_Stated task:_ Repeat the listing below in full, exactly as it stands.

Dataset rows
· · · ·
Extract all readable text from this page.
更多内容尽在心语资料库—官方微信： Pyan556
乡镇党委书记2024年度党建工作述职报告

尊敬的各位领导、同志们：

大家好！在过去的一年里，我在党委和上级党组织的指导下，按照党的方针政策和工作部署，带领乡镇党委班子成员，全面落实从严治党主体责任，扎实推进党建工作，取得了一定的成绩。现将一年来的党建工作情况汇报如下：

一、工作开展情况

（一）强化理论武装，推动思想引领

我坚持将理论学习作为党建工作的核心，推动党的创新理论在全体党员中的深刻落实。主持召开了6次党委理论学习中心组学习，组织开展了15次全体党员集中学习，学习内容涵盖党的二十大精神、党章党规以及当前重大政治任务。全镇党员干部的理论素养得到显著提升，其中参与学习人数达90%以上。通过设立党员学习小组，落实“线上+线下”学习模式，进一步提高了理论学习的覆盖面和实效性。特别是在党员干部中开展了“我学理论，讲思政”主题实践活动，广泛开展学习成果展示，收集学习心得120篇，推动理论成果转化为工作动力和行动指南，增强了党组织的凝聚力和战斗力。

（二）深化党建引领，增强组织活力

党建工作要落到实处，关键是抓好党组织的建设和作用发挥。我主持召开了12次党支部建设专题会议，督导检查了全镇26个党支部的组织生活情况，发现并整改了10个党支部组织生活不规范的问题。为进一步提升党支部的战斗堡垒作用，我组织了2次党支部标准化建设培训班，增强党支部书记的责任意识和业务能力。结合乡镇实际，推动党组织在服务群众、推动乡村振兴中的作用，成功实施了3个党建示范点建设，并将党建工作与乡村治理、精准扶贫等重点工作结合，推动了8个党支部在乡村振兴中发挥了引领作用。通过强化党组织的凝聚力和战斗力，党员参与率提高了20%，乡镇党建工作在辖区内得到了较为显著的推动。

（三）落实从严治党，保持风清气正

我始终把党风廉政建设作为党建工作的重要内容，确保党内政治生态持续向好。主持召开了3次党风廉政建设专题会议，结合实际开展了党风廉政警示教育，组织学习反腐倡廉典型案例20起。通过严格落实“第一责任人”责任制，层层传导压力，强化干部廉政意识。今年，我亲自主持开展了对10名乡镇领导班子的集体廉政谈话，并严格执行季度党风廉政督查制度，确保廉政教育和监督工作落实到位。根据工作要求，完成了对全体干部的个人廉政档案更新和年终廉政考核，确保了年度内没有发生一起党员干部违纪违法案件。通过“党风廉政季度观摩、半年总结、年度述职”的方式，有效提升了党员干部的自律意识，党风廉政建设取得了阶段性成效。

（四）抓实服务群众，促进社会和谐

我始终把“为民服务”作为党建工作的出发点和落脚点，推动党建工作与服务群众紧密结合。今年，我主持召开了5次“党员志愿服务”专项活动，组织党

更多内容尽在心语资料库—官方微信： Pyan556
· · · ·
_Full answer:_
Extract all readable text from this page.
更多内容尽在心语资料库—官方微信： Pyan556
乡镇党委书记2024年度党建工作述职报告

尊敬的各位领导、同志们：

大家好！在过去的一年里，我在党委和上级党组织的指导下，按照党的方针政策和工作部署，带领乡镇党委班子成员，全面落实从严治党主体责任，扎实推进党建工作，取得了一定的成绩。现将一年来的党建工作情况汇报如下：

一、工作开展情况

（一）强化理论武装，推动思想引领

我坚持将理论学习作为党建工作的核心，推动党的创新理论在全体党员中的深刻落实。主持召开了6次党委理论学习中心组学习，组织开展了15次全体党员集中学习，学习内容涵盖党的二十大精神、党章党规以及当前重大政治任务。全镇党员干部的理论素养得到显著提升，其中参与学习人数达90%以上。通过设立党员学习小组，落实“线上+线下”学习模式，进一步提高了理论学习的覆盖面和实效性。特别是在党员干部中开展了“我学理论，讲思政”主题实践活动，广泛开展学习成果展示，收集学习心得120篇，推动理论成果转化为工作动力和行动指南，增强了党组织的凝聚力和战斗力。

（二）深化党建引领，增强组织活力

党建工作要落到实处，关键是抓好党组织的建设和作用发挥。我主持召开了12次党支部建设专题会议，督导检查了全镇26个党支部的组织生活情况，发现并整改了10个党支部组织生活不规范的问题。为进一步提升党支部的战斗堡垒作用，我组织了2次党支部标准化建设培训班，增强党支部书记的责任意识和业务能力。结合乡镇实际，推动党组织在服务群众、推动乡村振兴中的作用，成功实施了3个党建示范点建设，并将党建工作与乡村治理、精准扶贫等重点工作结合，推动了8个党支部在乡村振兴中发挥了引领作用。通过强化党组织的凝聚力和战斗力，党员参与率提高了20%，乡镇党建工作在辖区内得到了较为显著的推动。

（三）落实从严治党，保持风清气正

我始终把党风廉政建设作为党建工作的重要内容，确保党内政治生态持续向好。主持召开了3次党风廉政建设专题会议，结合实际开展了党风廉政警示教育，组织学习反腐倡廉典型案例20起。通过严格落实“第一责任人”责任制，层层传导压力，强化干部廉政意识。今年，我亲自主持开展了对10名乡镇领导班子的集体廉政谈话，并严格执行季度党风廉政督查制度，确保廉政教育和监督工作落实到位。根据工作要求，完成了对全体干部的个人廉政档案更新和年终廉政考核，确保了年度内没有发生一起党员干部违纪违法案件。通过“党风廉政季度观摩、半年总结、年度述职”的方式，有效提升了党员干部的自律意识，党风廉政建设取得了阶段性成效。

（四）抓实服务群众，促进社会和谐

我始终把“为民服务”作为党建工作的出发点和落脚点，推动党建工作与服务群众紧密结合。今年，我主持召开了5次“党员志愿服务”专项活动，组织党

更多内容尽在心语资料库—官方微信： Pyan556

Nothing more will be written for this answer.